**What to do**
Each line of the material below that holds the word "Volledig" needs to be copied.
* start Records for the exercise *
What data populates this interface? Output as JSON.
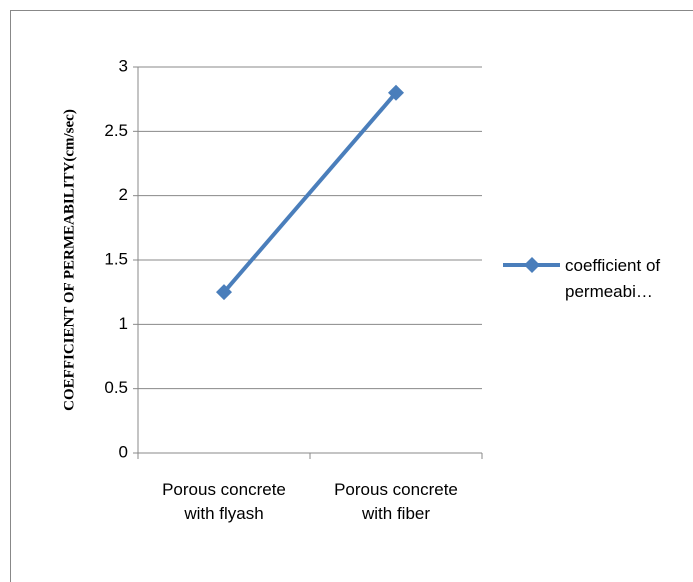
{
  "chart_data": {
    "type": "line",
    "y_label": "COEFFICIENT OF PERMEABILITY(cm/sec)",
    "categories": [
      "Porous concrete with flyash",
      "Porous concrete with fiber"
    ],
    "series": [
      {
        "name": "coefficient of permeabi…",
        "color": "#4a7ebb",
        "values": [
          1.25,
          2.8
        ]
      }
    ],
    "ylim": [
      0,
      3
    ],
    "yticks": [
      0,
      0.5,
      1,
      1.5,
      2,
      2.5,
      3
    ],
    "grid": true,
    "legend": "right"
  }
}
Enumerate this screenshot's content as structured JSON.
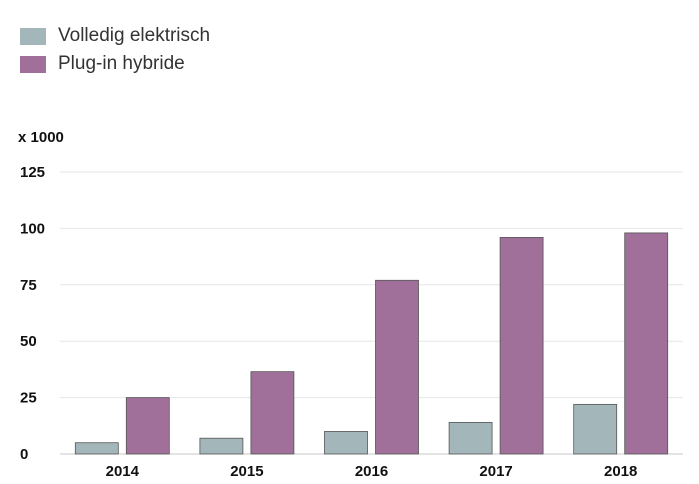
{
  "legend": {
    "items": [
      {
        "label": "Volledig elektrisch",
        "color": "#a3b7bb"
      },
      {
        "label": "Plug-in hybride",
        "color": "#a06f9a"
      }
    ]
  },
  "chart_data": {
    "type": "bar",
    "unit_label": "x 1000",
    "categories": [
      "2014",
      "2015",
      "2016",
      "2017",
      "2018"
    ],
    "series": [
      {
        "name": "Volledig elektrisch",
        "values": [
          5,
          7,
          10,
          14,
          22
        ],
        "color": "#a3b7bb"
      },
      {
        "name": "Plug-in hybride",
        "values": [
          25,
          36.5,
          77,
          96,
          98
        ],
        "color": "#a06f9a"
      }
    ],
    "yticks": [
      0,
      25,
      50,
      75,
      100,
      125
    ],
    "ylim": [
      0,
      125
    ],
    "grid": true,
    "legend_position": "top-left"
  }
}
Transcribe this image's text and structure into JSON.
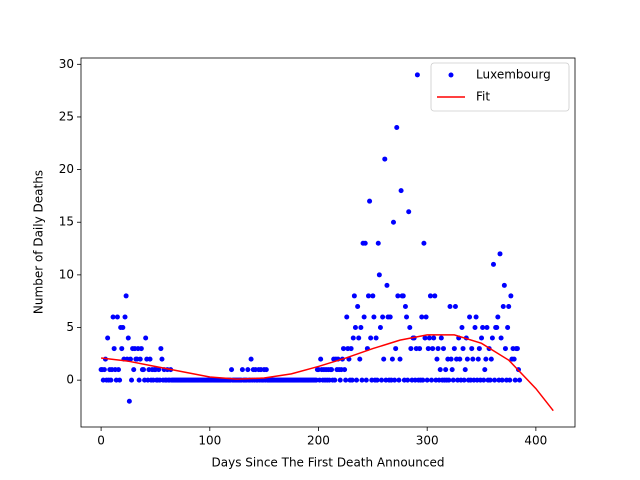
{
  "chart_data": {
    "type": "scatter",
    "xlabel": "Days Since The First Death Announced",
    "ylabel": "Number of Daily Deaths",
    "xlim": [
      -18.5,
      436
    ],
    "ylim": [
      -4.45,
      30.6
    ],
    "xticks": [
      0,
      100,
      200,
      300,
      400
    ],
    "yticks": [
      0,
      5,
      10,
      15,
      20,
      25,
      30
    ],
    "legend": "upper right",
    "series": [
      {
        "name": "Luxembourg",
        "color": "#0000ff",
        "marker": "dot",
        "x": [
          0,
          1,
          2,
          3,
          4,
          5,
          6,
          7,
          8,
          9,
          10,
          11,
          12,
          13,
          14,
          15,
          16,
          17,
          18,
          19,
          20,
          21,
          22,
          23,
          24,
          25,
          26,
          27,
          28,
          29,
          30,
          31,
          32,
          33,
          34,
          35,
          36,
          37,
          38,
          39,
          40,
          41,
          42,
          43,
          44,
          45,
          46,
          47,
          48,
          49,
          50,
          51,
          52,
          53,
          54,
          55,
          56,
          57,
          58,
          59,
          60,
          61,
          62,
          63,
          64,
          65,
          66,
          67,
          68,
          69,
          70,
          71,
          72,
          73,
          74,
          75,
          76,
          77,
          78,
          79,
          80,
          81,
          82,
          83,
          84,
          85,
          86,
          87,
          88,
          89,
          90,
          91,
          92,
          93,
          94,
          95,
          96,
          97,
          98,
          99,
          100,
          101,
          102,
          103,
          104,
          105,
          106,
          107,
          108,
          109,
          110,
          111,
          112,
          113,
          114,
          115,
          116,
          117,
          118,
          119,
          120,
          121,
          122,
          123,
          124,
          125,
          126,
          127,
          128,
          129,
          130,
          131,
          132,
          133,
          134,
          135,
          136,
          137,
          138,
          139,
          140,
          141,
          142,
          143,
          144,
          145,
          146,
          147,
          148,
          149,
          150,
          151,
          152,
          153,
          154,
          155,
          156,
          157,
          158,
          159,
          160,
          161,
          162,
          163,
          164,
          165,
          166,
          167,
          168,
          169,
          170,
          171,
          172,
          173,
          174,
          175,
          176,
          177,
          178,
          179,
          180,
          181,
          182,
          183,
          184,
          185,
          186,
          187,
          188,
          189,
          190,
          191,
          192,
          193,
          194,
          195,
          196,
          197,
          198,
          199,
          200,
          201,
          202,
          203,
          204,
          205,
          206,
          207,
          208,
          209,
          210,
          211,
          212,
          213,
          214,
          215,
          216,
          217,
          218,
          219,
          220,
          221,
          222,
          223,
          224,
          225,
          226,
          227,
          228,
          229,
          230,
          231,
          232,
          233,
          234,
          235,
          236,
          237,
          238,
          239,
          240,
          241,
          242,
          243,
          244,
          245,
          246,
          247,
          248,
          249,
          250,
          251,
          252,
          253,
          254,
          255,
          256,
          257,
          258,
          259,
          260,
          261,
          262,
          263,
          264,
          265,
          266,
          267,
          268,
          269,
          270,
          271,
          272,
          273,
          274,
          275,
          276,
          277,
          278,
          279,
          280,
          281,
          282,
          283,
          284,
          285,
          286,
          287,
          288,
          289,
          290,
          291,
          292,
          293,
          294,
          295,
          296,
          297,
          298,
          299,
          300,
          301,
          302,
          303,
          304,
          305,
          306,
          307,
          308,
          309,
          310,
          311,
          312,
          313,
          314,
          315,
          316,
          317,
          318,
          319,
          320,
          321,
          322,
          323,
          324,
          325,
          326,
          327,
          328,
          329,
          330,
          331,
          332,
          333,
          334,
          335,
          336,
          337,
          338,
          339,
          340,
          341,
          342,
          343,
          344,
          345,
          346,
          347,
          348,
          349,
          350,
          351,
          352,
          353,
          354,
          355,
          356,
          357,
          358,
          359,
          360,
          361,
          362,
          363,
          364,
          365,
          366,
          367,
          368,
          369,
          370,
          371,
          372,
          373,
          374,
          375,
          376,
          377,
          378,
          379,
          380,
          381,
          382,
          383,
          384,
          385
        ],
        "values": [
          1,
          1,
          0,
          1,
          2,
          0,
          4,
          0,
          1,
          0,
          1,
          6,
          3,
          1,
          0,
          6,
          1,
          0,
          5,
          3,
          5,
          2,
          6,
          8,
          2,
          4,
          -2,
          2,
          0,
          3,
          1,
          3,
          2,
          2,
          3,
          0,
          2,
          3,
          1,
          1,
          0,
          4,
          2,
          0,
          1,
          2,
          0,
          1,
          0,
          1,
          1,
          0,
          0,
          1,
          0,
          3,
          2,
          0,
          1,
          0,
          0,
          1,
          0,
          0,
          1,
          0,
          0,
          0,
          0,
          0,
          0,
          0,
          0,
          0,
          0,
          0,
          0,
          0,
          0,
          0,
          0,
          0,
          0,
          0,
          0,
          0,
          0,
          0,
          0,
          0,
          0,
          0,
          0,
          0,
          0,
          0,
          0,
          0,
          0,
          0,
          0,
          0,
          0,
          0,
          0,
          0,
          0,
          0,
          0,
          0,
          0,
          0,
          0,
          0,
          0,
          0,
          0,
          0,
          0,
          0,
          1,
          0,
          0,
          0,
          0,
          0,
          0,
          0,
          0,
          0,
          1,
          0,
          0,
          0,
          0,
          1,
          0,
          0,
          2,
          0,
          1,
          0,
          1,
          0,
          0,
          1,
          0,
          1,
          0,
          0,
          1,
          0,
          1,
          0,
          0,
          0,
          0,
          0,
          0,
          0,
          0,
          0,
          0,
          0,
          0,
          0,
          0,
          0,
          0,
          0,
          0,
          0,
          0,
          0,
          0,
          0,
          0,
          0,
          0,
          0,
          0,
          0,
          0,
          0,
          0,
          0,
          0,
          0,
          0,
          0,
          0,
          0,
          0,
          0,
          0,
          0,
          0,
          0,
          0,
          1,
          1,
          0,
          2,
          1,
          0,
          1,
          0,
          1,
          0,
          1,
          0,
          1,
          1,
          0,
          2,
          0,
          2,
          1,
          2,
          1,
          0,
          1,
          2,
          3,
          1,
          0,
          6,
          3,
          2,
          0,
          3,
          0,
          4,
          8,
          5,
          0,
          7,
          4,
          2,
          5,
          0,
          13,
          6,
          13,
          0,
          3,
          8,
          17,
          4,
          0,
          8,
          6,
          0,
          4,
          0,
          13,
          10,
          5,
          0,
          6,
          2,
          21,
          0,
          9,
          6,
          0,
          6,
          0,
          2,
          15,
          0,
          3,
          24,
          8,
          0,
          2,
          18,
          8,
          8,
          0,
          7,
          6,
          0,
          16,
          5,
          3,
          0,
          4,
          4,
          0,
          3,
          29,
          0,
          3,
          0,
          6,
          0,
          13,
          4,
          6,
          0,
          3,
          4,
          8,
          0,
          3,
          4,
          8,
          0,
          2,
          3,
          0,
          1,
          4,
          0,
          3,
          0,
          1,
          0,
          2,
          0,
          7,
          2,
          1,
          0,
          3,
          7,
          2,
          0,
          4,
          2,
          0,
          5,
          3,
          0,
          1,
          4,
          2,
          0,
          6,
          0,
          3,
          2,
          0,
          5,
          6,
          0,
          2,
          3,
          0,
          4,
          5,
          0,
          1,
          2,
          5,
          0,
          3,
          0,
          2,
          4,
          11,
          0,
          5,
          5,
          6,
          0,
          12,
          4,
          0,
          7,
          9,
          3,
          0,
          5,
          7,
          0,
          8,
          2,
          3,
          2,
          0,
          3,
          3,
          1,
          0
        ]
      },
      {
        "name": "Fit",
        "color": "#ff0000",
        "marker": "line",
        "x": [
          0,
          25,
          50,
          75,
          100,
          125,
          150,
          175,
          200,
          225,
          250,
          275,
          300,
          325,
          350,
          375,
          400,
          416
        ],
        "values": [
          2.1,
          1.8,
          1.3,
          0.8,
          0.3,
          0.1,
          0.2,
          0.6,
          1.3,
          2.1,
          3.0,
          3.8,
          4.3,
          4.3,
          3.5,
          1.9,
          -0.8,
          -2.9
        ]
      }
    ]
  }
}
* end Records for the exercise *
**Worked answer**
        "label": "Volledig elektrisch",
        "name": "Volledig elektrisch",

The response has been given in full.